- Supplied records
•••

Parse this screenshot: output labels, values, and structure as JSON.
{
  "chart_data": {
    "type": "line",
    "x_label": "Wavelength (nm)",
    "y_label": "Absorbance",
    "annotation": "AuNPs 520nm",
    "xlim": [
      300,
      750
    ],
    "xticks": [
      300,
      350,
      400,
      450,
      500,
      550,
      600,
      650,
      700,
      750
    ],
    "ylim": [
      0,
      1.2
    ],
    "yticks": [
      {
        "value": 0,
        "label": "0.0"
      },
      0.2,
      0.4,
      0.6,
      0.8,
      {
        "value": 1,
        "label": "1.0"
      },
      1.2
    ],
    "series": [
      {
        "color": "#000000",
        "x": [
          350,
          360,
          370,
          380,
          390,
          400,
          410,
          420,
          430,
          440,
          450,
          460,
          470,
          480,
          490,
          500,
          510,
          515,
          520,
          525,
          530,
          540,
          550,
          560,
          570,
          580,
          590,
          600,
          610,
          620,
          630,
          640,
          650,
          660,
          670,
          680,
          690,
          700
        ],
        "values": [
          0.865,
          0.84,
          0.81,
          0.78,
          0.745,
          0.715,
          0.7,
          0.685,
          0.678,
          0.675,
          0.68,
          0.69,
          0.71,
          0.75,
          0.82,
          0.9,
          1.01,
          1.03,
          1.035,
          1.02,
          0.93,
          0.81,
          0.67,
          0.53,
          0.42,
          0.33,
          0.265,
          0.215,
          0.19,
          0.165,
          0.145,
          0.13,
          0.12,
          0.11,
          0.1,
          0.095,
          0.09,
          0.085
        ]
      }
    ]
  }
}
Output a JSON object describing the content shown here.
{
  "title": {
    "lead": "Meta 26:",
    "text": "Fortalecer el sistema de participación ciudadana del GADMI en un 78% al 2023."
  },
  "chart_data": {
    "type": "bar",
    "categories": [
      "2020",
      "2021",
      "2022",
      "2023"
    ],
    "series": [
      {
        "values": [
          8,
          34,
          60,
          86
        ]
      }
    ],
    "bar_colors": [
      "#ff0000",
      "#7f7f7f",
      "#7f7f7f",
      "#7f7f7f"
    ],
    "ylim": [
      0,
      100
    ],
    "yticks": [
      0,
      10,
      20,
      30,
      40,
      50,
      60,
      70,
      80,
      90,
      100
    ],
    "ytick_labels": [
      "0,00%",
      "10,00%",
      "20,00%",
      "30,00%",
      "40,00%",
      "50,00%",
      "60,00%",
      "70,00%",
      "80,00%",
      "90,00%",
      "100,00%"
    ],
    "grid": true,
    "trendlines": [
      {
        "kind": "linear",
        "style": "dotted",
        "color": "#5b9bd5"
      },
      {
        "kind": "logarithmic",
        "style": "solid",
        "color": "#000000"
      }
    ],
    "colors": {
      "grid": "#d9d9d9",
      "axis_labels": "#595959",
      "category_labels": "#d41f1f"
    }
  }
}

•••

- Description of the task
Copy out the full material exactly as it appears.

- Exercise output
Parse this screenshot: output labels, values, and structure as JSON.
{
  "chart_data": {
    "type": "line",
    "x_label": "Wavelength (nm)",
    "y_label": "Absorbance",
    "annotation": "AuNPs 520nm",
    "xlim": [
      300,
      750
    ],
    "xticks": [
      300,
      350,
      400,
      450,
      500,
      550,
      600,
      650,
      700,
      750
    ],
    "ylim": [
      0,
      1.2
    ],
    "yticks": [
      {
        "value": 0,
        "label": "0.0"
      },
      0.2,
      0.4,
      0.6,
      0.8,
      {
        "value": 1,
        "label": "1.0"
      },
      1.2
    ],
    "series": [
      {
        "color": "#000000",
        "x": [
          350,
          360,
          370,
          380,
          390,
          400,
          410,
          420,
          430,
          440,
          450,
          460,
          470,
          480,
          490,
          500,
          510,
          515,
          520,
          525,
          530,
          540,
          550,
          560,
          570,
          580,
          590,
          600,
          610,
          620,
          630,
          640,
          650,
          660,
          670,
          680,
          690,
          700
        ],
        "values": [
          0.865,
          0.84,
          0.81,
          0.78,
          0.745,
          0.715,
          0.7,
          0.685,
          0.678,
          0.675,
          0.68,
          0.69,
          0.71,
          0.75,
          0.82,
          0.9,
          1.01,
          1.03,
          1.035,
          1.02,
          0.93,
          0.81,
          0.67,
          0.53,
          0.42,
          0.33,
          0.265,
          0.215,
          0.19,
          0.165,
          0.145,
          0.13,
          0.12,
          0.11,
          0.1,
          0.095,
          0.09,
          0.085
        ]
      }
    ]
  }
}
Output a JSON object describing the content shown here.
{
  "title": {
    "lead": "Meta 26:",
    "text": "Fortalecer el sistema de participación ciudadana del GADMI en un 78% al 2023."
  },
  "chart_data": {
    "type": "bar",
    "categories": [
      "2020",
      "2021",
      "2022",
      "2023"
    ],
    "series": [
      {
        "values": [
          8,
          34,
          60,
          86
        ]
      }
    ],
    "bar_colors": [
      "#ff0000",
      "#7f7f7f",
      "#7f7f7f",
      "#7f7f7f"
    ],
    "ylim": [
      0,
      100
    ],
    "yticks": [
      0,
      10,
      20,
      30,
      40,
      50,
      60,
      70,
      80,
      90,
      100
    ],
    "ytick_labels": [
      "0,00%",
      "10,00%",
      "20,00%",
      "30,00%",
      "40,00%",
      "50,00%",
      "60,00%",
      "70,00%",
      "80,00%",
      "90,00%",
      "100,00%"
    ],
    "grid": true,
    "trendlines": [
      {
        "kind": "linear",
        "style": "dotted",
        "color": "#5b9bd5"
      },
      {
        "kind": "logarithmic",
        "style": "solid",
        "color": "#000000"
      }
    ],
    "colors": {
      "grid": "#d9d9d9",
      "axis_labels": "#595959",
      "category_labels": "#d41f1f"
    }
  }
}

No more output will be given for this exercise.